-- START Input data --

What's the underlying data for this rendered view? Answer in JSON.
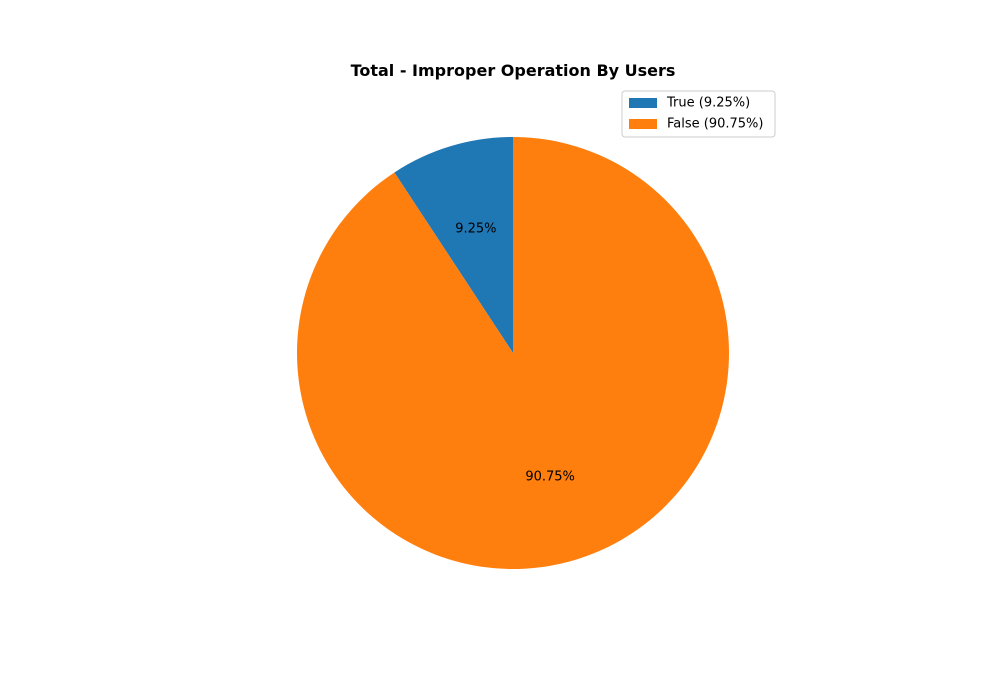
{
  "chart_data": {
    "type": "pie",
    "title": "Total - Improper Operation By Users",
    "labels": [
      "True",
      "False"
    ],
    "values": [
      9.25,
      90.75
    ],
    "slice_labels": [
      "9.25%",
      "90.75%"
    ],
    "legend_entries": [
      "True (9.25%)",
      "False (90.75%)"
    ],
    "colors": [
      "#1f77b4",
      "#ff7f0e"
    ],
    "start_angle_deg": 90,
    "direction": "counterclockwise",
    "legend_position": "upper-right"
  }
}
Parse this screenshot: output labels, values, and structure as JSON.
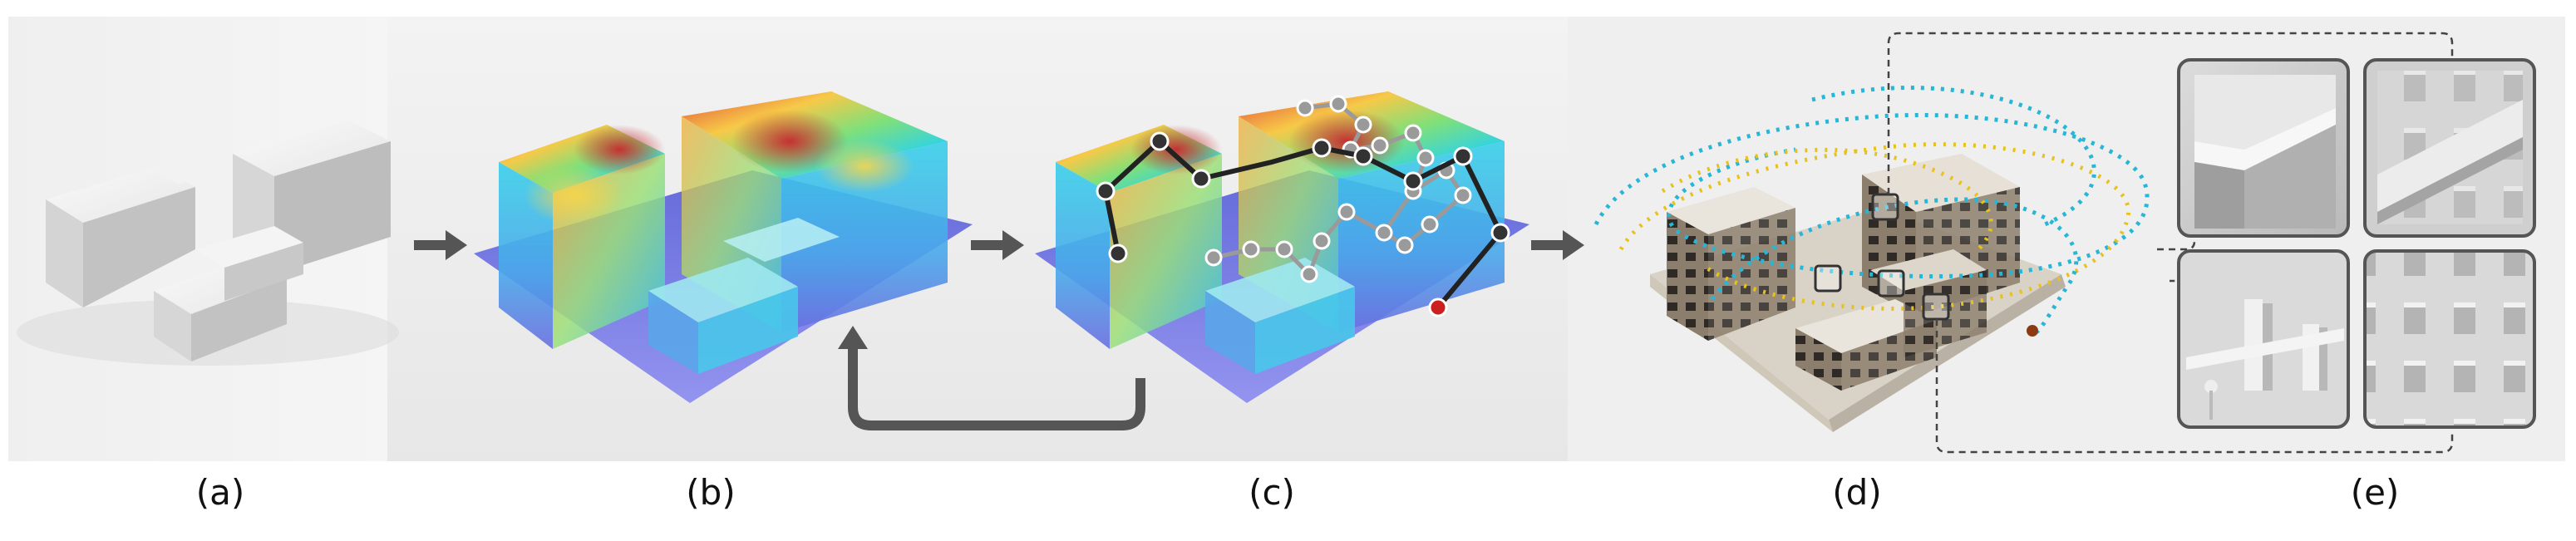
{
  "panels": [
    {
      "id": "a",
      "label": "(a)"
    },
    {
      "id": "b",
      "label": "(b)"
    },
    {
      "id": "c",
      "label": "(c)"
    },
    {
      "id": "d",
      "label": "(d)"
    },
    {
      "id": "e",
      "label": "(e)"
    }
  ],
  "colors": {
    "background_light": "#f4f4f4",
    "background_dark": "#e9e9e9",
    "arrow": "#555555",
    "heat_low": "#5a64dc",
    "heat_mid": "#2fd3e6",
    "heat_high": "#d6403a",
    "path_active": "#222222",
    "path_inactive": "#9a9a9a",
    "path_end": "#cc1f1f",
    "trajectory": "#27b6d6",
    "trajectory_alt": "#e8c21c",
    "leader_line": "#444444"
  }
}
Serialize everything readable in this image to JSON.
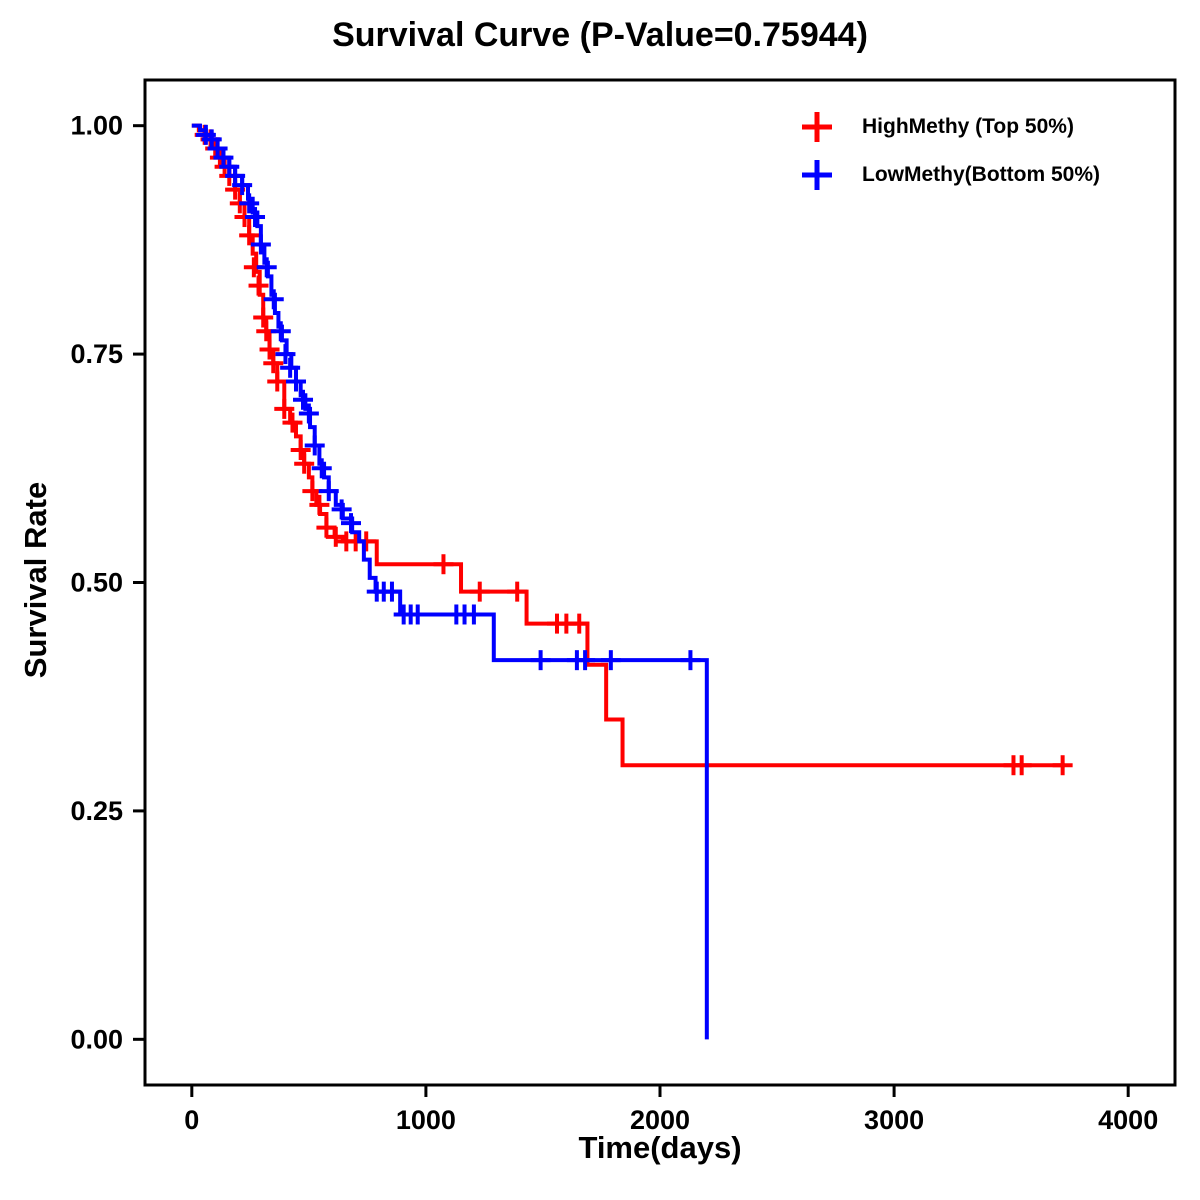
{
  "chart_data": {
    "type": "line",
    "subtype": "kaplan-meier-step-function",
    "title": "Survival Curve (P-Value=0.75944)",
    "xlabel": "Time(days)",
    "ylabel": "Survival Rate",
    "xrange": [
      -200,
      4200
    ],
    "yrange": [
      -0.05,
      1.05
    ],
    "xticks": {
      "values": [
        0,
        1000,
        2000,
        3000,
        4000
      ],
      "labels": [
        "0",
        "1000",
        "2000",
        "3000",
        "4000"
      ]
    },
    "yticks": {
      "values": [
        0.0,
        0.25,
        0.5,
        0.75,
        1.0
      ],
      "labels": [
        "0.00",
        "0.25",
        "0.50",
        "0.75",
        "1.00"
      ]
    },
    "grid": false,
    "legend_position": "top-right",
    "axis_color": "#000000",
    "background_color": "#ffffff",
    "series": [
      {
        "name": "HighMethy (Top 50%)",
        "color": "#ff0000",
        "points": [
          [
            0,
            1.0
          ],
          [
            30,
            0.995
          ],
          [
            55,
            0.99
          ],
          [
            80,
            0.985
          ],
          [
            100,
            0.975
          ],
          [
            120,
            0.965
          ],
          [
            140,
            0.955
          ],
          [
            160,
            0.945
          ],
          [
            185,
            0.93
          ],
          [
            205,
            0.915
          ],
          [
            225,
            0.9
          ],
          [
            245,
            0.88
          ],
          [
            260,
            0.86
          ],
          [
            275,
            0.84
          ],
          [
            290,
            0.815
          ],
          [
            305,
            0.79
          ],
          [
            318,
            0.775
          ],
          [
            332,
            0.755
          ],
          [
            348,
            0.74
          ],
          [
            365,
            0.72
          ],
          [
            395,
            0.69
          ],
          [
            420,
            0.675
          ],
          [
            445,
            0.66
          ],
          [
            465,
            0.645
          ],
          [
            480,
            0.63
          ],
          [
            500,
            0.615
          ],
          [
            515,
            0.6
          ],
          [
            532,
            0.585
          ],
          [
            548,
            0.575
          ],
          [
            575,
            0.56
          ],
          [
            610,
            0.55
          ],
          [
            645,
            0.545
          ],
          [
            790,
            0.52
          ],
          [
            1150,
            0.49
          ],
          [
            1430,
            0.455
          ],
          [
            1690,
            0.41
          ],
          [
            1770,
            0.35
          ],
          [
            1840,
            0.3
          ],
          [
            3730,
            0.3
          ]
        ],
        "censor_marks": [
          [
            55,
            0.99
          ],
          [
            80,
            0.985
          ],
          [
            100,
            0.975
          ],
          [
            120,
            0.965
          ],
          [
            140,
            0.955
          ],
          [
            160,
            0.945
          ],
          [
            185,
            0.93
          ],
          [
            205,
            0.915
          ],
          [
            225,
            0.9
          ],
          [
            245,
            0.88
          ],
          [
            265,
            0.845
          ],
          [
            285,
            0.825
          ],
          [
            305,
            0.79
          ],
          [
            318,
            0.775
          ],
          [
            332,
            0.755
          ],
          [
            348,
            0.74
          ],
          [
            365,
            0.72
          ],
          [
            395,
            0.69
          ],
          [
            430,
            0.675
          ],
          [
            465,
            0.645
          ],
          [
            480,
            0.63
          ],
          [
            515,
            0.6
          ],
          [
            545,
            0.585
          ],
          [
            575,
            0.56
          ],
          [
            615,
            0.55
          ],
          [
            660,
            0.545
          ],
          [
            700,
            0.545
          ],
          [
            745,
            0.545
          ],
          [
            1075,
            0.52
          ],
          [
            1230,
            0.49
          ],
          [
            1390,
            0.49
          ],
          [
            1560,
            0.455
          ],
          [
            1600,
            0.455
          ],
          [
            1655,
            0.455
          ],
          [
            3510,
            0.3
          ],
          [
            3545,
            0.3
          ],
          [
            3720,
            0.3
          ]
        ]
      },
      {
        "name": "LowMethy(Bottom 50%)",
        "color": "#0000ff",
        "points": [
          [
            0,
            1.0
          ],
          [
            35,
            0.995
          ],
          [
            60,
            0.99
          ],
          [
            85,
            0.985
          ],
          [
            110,
            0.975
          ],
          [
            135,
            0.965
          ],
          [
            160,
            0.955
          ],
          [
            185,
            0.945
          ],
          [
            215,
            0.935
          ],
          [
            240,
            0.92
          ],
          [
            260,
            0.905
          ],
          [
            280,
            0.89
          ],
          [
            295,
            0.87
          ],
          [
            310,
            0.85
          ],
          [
            325,
            0.835
          ],
          [
            340,
            0.815
          ],
          [
            355,
            0.795
          ],
          [
            370,
            0.78
          ],
          [
            385,
            0.765
          ],
          [
            405,
            0.75
          ],
          [
            425,
            0.735
          ],
          [
            445,
            0.72
          ],
          [
            465,
            0.705
          ],
          [
            485,
            0.69
          ],
          [
            505,
            0.67
          ],
          [
            525,
            0.65
          ],
          [
            545,
            0.63
          ],
          [
            565,
            0.615
          ],
          [
            585,
            0.6
          ],
          [
            615,
            0.585
          ],
          [
            645,
            0.57
          ],
          [
            685,
            0.555
          ],
          [
            715,
            0.545
          ],
          [
            735,
            0.525
          ],
          [
            760,
            0.505
          ],
          [
            785,
            0.49
          ],
          [
            890,
            0.465
          ],
          [
            1290,
            0.415
          ],
          [
            2195,
            0.415
          ],
          [
            2200,
            0.0
          ]
        ],
        "censor_marks": [
          [
            60,
            0.99
          ],
          [
            85,
            0.985
          ],
          [
            110,
            0.975
          ],
          [
            135,
            0.965
          ],
          [
            160,
            0.955
          ],
          [
            185,
            0.945
          ],
          [
            215,
            0.935
          ],
          [
            245,
            0.915
          ],
          [
            270,
            0.9
          ],
          [
            295,
            0.87
          ],
          [
            320,
            0.845
          ],
          [
            350,
            0.81
          ],
          [
            380,
            0.775
          ],
          [
            400,
            0.75
          ],
          [
            420,
            0.735
          ],
          [
            445,
            0.72
          ],
          [
            475,
            0.7
          ],
          [
            500,
            0.685
          ],
          [
            525,
            0.65
          ],
          [
            555,
            0.625
          ],
          [
            585,
            0.6
          ],
          [
            640,
            0.58
          ],
          [
            680,
            0.565
          ],
          [
            790,
            0.49
          ],
          [
            820,
            0.49
          ],
          [
            855,
            0.49
          ],
          [
            905,
            0.465
          ],
          [
            935,
            0.465
          ],
          [
            965,
            0.465
          ],
          [
            1130,
            0.465
          ],
          [
            1165,
            0.465
          ],
          [
            1205,
            0.465
          ],
          [
            1490,
            0.415
          ],
          [
            1645,
            0.415
          ],
          [
            1680,
            0.415
          ],
          [
            1790,
            0.415
          ],
          [
            2130,
            0.415
          ]
        ]
      }
    ]
  }
}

-- END Input data --

§ Work to complete:
Go through the listing above line by line and say how many lines hold the word "this". Reply with that number only.

§ Exercise result:
3